----- SOURCE MATERIAL -----

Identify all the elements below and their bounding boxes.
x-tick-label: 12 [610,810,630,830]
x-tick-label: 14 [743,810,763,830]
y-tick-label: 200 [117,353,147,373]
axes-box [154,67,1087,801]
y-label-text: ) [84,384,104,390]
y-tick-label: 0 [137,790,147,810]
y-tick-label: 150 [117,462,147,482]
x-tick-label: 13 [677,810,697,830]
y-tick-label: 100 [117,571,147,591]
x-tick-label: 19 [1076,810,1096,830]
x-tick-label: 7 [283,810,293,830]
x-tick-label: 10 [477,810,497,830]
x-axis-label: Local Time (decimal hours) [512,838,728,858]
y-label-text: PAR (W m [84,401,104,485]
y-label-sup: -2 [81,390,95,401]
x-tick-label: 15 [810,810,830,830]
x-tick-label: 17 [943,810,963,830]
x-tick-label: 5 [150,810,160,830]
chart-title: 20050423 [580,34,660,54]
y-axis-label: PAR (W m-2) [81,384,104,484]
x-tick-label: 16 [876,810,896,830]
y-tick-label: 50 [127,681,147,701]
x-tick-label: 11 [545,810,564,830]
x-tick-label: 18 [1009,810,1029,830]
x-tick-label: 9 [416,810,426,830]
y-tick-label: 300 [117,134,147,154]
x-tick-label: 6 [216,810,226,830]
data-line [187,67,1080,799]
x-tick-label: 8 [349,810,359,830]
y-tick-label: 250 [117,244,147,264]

-----

TASK -
Please write all the items out again, swapping "x-tick-label" for "x-axis-tick" wherever it occurs and leaving every other character unchanged.

RESULT FOR THIS TASK -
Identify all the elements below and their bounding boxes.
x-axis-tick: 12 [610,810,630,830]
x-axis-tick: 14 [743,810,763,830]
y-tick-label: 200 [117,353,147,373]
axes-box [154,67,1087,801]
y-label-text: ) [84,384,104,390]
y-tick-label: 0 [137,790,147,810]
y-tick-label: 150 [117,462,147,482]
x-axis-tick: 13 [677,810,697,830]
y-tick-label: 100 [117,571,147,591]
x-axis-tick: 19 [1076,810,1096,830]
x-axis-tick: 7 [283,810,293,830]
x-axis-tick: 10 [477,810,497,830]
x-axis-label: Local Time (decimal hours) [512,838,728,858]
y-label-text: PAR (W m [84,401,104,485]
y-label-sup: -2 [81,390,95,401]
x-axis-tick: 15 [810,810,830,830]
x-axis-tick: 17 [943,810,963,830]
x-axis-tick: 5 [150,810,160,830]
chart-title: 20050423 [580,34,660,54]
y-axis-label: PAR (W m-2) [81,384,104,484]
x-axis-tick: 16 [876,810,896,830]
y-tick-label: 50 [127,681,147,701]
x-axis-tick: 11 [545,810,564,830]
x-axis-tick: 18 [1009,810,1029,830]
x-axis-tick: 9 [416,810,426,830]
y-tick-label: 300 [117,134,147,154]
x-axis-tick: 6 [216,810,226,830]
data-line [187,67,1080,799]
x-axis-tick: 8 [349,810,359,830]
y-tick-label: 250 [117,244,147,264]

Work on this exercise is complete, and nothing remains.